> [The task]:
Copy whichever lines of the data hold the word "musste".

> [Data supplied]:

[Start of section]

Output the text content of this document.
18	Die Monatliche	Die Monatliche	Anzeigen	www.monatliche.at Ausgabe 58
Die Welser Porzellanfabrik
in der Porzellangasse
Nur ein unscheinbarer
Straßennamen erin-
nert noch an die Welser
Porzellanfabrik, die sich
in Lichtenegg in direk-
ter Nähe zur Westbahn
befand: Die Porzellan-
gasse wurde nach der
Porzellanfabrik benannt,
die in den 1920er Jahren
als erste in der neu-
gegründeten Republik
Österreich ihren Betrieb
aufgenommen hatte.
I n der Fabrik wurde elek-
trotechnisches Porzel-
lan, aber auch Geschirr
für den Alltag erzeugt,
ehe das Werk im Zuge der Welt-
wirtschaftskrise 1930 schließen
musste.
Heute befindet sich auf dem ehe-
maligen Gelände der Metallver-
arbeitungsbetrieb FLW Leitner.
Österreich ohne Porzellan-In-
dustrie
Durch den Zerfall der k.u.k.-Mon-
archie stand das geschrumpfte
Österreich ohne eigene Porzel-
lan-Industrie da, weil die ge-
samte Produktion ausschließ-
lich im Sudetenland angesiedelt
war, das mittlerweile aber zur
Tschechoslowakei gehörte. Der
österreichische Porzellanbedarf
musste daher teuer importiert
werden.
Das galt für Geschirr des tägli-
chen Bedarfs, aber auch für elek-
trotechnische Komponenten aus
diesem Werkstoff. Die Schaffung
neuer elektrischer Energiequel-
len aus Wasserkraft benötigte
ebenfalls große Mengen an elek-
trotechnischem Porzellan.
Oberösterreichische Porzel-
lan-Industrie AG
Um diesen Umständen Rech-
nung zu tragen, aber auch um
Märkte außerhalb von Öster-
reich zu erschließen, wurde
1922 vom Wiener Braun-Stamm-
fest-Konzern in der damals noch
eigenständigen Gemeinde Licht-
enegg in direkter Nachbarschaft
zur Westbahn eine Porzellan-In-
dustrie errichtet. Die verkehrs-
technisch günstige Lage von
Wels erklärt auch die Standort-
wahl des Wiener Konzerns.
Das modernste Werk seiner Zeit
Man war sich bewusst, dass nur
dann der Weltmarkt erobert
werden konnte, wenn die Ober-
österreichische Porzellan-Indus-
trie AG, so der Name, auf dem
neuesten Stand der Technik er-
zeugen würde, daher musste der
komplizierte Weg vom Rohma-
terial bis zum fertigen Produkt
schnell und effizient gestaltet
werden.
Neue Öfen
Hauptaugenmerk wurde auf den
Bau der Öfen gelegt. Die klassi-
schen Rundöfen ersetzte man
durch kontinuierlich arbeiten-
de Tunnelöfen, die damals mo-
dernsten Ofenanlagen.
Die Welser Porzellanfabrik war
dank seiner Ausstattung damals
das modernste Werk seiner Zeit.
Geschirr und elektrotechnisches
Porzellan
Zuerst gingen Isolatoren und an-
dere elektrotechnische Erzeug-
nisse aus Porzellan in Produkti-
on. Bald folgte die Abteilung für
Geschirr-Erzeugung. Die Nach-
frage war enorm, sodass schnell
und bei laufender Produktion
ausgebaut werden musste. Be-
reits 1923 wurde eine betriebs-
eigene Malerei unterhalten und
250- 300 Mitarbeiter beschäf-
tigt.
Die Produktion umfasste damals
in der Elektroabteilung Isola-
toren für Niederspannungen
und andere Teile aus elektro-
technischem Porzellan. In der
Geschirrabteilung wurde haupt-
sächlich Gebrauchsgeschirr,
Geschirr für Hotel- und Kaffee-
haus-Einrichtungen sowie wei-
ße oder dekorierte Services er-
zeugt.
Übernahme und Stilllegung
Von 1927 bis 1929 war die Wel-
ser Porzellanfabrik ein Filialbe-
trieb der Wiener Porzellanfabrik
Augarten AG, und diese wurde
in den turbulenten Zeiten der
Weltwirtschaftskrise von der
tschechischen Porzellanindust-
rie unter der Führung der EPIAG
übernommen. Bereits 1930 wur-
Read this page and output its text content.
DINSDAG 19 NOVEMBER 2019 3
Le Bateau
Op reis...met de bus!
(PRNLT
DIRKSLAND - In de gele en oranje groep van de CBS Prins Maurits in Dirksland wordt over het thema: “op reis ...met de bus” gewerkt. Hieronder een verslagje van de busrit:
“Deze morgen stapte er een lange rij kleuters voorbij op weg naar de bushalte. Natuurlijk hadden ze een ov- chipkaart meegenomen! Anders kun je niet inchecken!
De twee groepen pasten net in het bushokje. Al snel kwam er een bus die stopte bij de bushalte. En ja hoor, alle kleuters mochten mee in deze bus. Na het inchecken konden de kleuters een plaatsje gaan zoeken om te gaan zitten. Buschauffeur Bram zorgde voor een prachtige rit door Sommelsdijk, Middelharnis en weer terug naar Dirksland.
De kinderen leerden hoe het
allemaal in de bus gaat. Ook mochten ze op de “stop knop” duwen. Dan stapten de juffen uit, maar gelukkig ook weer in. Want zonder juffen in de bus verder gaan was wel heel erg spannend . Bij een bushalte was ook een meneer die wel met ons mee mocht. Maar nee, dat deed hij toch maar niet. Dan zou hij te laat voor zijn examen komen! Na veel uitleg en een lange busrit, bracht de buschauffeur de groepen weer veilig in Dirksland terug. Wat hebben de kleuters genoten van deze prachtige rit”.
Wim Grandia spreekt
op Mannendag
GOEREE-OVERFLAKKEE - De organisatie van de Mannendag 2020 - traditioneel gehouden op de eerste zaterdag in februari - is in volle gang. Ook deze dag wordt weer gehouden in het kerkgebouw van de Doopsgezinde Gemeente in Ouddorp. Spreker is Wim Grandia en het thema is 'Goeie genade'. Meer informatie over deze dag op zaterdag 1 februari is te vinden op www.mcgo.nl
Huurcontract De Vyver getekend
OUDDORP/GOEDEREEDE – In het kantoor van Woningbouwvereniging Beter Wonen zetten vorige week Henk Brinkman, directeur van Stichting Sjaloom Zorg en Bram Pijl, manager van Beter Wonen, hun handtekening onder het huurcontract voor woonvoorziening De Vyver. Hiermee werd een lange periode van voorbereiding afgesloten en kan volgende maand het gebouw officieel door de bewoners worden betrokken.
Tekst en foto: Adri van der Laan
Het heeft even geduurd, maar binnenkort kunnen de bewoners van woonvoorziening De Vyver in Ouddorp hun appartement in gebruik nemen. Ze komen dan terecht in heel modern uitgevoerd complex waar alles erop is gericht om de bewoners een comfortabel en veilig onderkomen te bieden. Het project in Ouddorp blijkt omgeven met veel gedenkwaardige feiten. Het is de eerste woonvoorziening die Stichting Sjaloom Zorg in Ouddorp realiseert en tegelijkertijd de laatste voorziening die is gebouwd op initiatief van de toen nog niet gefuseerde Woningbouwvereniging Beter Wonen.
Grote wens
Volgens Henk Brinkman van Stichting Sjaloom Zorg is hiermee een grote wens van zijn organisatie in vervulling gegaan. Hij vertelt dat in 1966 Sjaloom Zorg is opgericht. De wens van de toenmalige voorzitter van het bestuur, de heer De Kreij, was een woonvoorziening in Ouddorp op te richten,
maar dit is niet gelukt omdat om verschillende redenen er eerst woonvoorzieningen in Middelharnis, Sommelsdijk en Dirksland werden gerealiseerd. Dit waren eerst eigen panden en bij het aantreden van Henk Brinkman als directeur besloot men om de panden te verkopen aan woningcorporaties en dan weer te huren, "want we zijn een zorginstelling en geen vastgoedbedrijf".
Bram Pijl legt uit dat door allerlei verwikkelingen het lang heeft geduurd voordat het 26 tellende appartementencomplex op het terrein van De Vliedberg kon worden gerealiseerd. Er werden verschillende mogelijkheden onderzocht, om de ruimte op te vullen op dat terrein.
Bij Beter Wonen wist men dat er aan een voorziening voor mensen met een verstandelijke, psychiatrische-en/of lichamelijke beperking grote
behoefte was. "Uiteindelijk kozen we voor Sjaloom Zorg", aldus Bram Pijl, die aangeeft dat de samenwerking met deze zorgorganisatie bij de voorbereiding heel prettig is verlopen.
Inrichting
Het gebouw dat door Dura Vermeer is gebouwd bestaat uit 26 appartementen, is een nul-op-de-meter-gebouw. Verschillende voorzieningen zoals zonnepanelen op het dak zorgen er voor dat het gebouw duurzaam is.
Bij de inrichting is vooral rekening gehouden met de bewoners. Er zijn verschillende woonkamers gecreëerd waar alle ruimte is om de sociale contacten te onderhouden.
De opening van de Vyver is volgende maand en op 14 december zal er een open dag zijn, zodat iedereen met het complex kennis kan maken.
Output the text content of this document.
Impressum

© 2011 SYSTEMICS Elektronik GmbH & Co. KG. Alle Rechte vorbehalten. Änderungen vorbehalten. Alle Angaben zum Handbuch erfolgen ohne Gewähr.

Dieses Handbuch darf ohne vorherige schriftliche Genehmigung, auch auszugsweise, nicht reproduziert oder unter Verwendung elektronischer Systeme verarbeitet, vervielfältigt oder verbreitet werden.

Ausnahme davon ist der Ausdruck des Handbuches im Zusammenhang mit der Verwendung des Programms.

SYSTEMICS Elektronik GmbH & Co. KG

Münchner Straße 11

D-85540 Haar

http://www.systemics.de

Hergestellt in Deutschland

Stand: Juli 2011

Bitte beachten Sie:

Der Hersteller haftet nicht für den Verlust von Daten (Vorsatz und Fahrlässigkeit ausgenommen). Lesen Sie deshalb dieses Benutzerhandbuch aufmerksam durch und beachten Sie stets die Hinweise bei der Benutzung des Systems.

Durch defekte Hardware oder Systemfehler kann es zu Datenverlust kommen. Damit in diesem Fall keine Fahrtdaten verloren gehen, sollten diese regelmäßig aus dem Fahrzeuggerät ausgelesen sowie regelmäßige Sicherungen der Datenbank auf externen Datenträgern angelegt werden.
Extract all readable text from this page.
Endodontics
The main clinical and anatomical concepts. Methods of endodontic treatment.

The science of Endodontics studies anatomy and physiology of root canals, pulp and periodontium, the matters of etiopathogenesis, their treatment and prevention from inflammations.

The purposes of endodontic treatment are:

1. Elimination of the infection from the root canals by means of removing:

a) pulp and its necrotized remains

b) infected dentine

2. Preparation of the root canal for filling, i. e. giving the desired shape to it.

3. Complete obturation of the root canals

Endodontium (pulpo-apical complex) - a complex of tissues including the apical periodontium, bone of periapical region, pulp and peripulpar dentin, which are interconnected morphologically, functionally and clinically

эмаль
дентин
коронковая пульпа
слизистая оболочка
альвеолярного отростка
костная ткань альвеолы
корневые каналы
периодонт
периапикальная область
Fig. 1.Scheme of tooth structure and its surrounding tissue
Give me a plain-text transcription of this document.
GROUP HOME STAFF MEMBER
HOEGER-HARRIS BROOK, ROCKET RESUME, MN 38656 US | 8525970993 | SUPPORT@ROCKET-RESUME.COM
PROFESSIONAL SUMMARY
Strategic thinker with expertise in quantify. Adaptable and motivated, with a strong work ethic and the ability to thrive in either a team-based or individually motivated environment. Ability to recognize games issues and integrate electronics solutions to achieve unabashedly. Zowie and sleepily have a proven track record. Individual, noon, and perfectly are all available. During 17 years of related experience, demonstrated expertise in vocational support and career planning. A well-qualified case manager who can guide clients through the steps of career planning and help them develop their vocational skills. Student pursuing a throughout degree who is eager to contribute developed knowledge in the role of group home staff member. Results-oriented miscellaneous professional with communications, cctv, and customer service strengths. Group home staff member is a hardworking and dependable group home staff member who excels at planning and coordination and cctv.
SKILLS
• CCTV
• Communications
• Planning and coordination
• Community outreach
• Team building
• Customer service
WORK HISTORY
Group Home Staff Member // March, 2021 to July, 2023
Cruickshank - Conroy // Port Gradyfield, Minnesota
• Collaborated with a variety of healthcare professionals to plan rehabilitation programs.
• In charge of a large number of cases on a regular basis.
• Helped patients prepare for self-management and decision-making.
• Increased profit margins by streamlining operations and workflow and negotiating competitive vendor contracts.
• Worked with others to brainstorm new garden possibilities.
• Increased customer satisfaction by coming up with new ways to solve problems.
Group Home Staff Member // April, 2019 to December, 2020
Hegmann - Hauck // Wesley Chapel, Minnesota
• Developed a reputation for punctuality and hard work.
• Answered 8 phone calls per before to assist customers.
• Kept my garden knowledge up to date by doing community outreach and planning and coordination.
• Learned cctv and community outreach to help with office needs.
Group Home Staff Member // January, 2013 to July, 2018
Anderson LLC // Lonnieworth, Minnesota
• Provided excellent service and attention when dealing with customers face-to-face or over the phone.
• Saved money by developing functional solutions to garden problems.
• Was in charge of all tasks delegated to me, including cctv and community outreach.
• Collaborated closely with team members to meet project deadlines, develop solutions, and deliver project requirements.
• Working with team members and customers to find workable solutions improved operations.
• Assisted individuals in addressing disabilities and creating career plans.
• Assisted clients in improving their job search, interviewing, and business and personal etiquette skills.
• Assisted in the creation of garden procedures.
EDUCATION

[End of section]

> [Output of the task]:
musste.
musste daher teuer importiert
zeugen würde, daher musste der
ausgebaut werden musste. Be-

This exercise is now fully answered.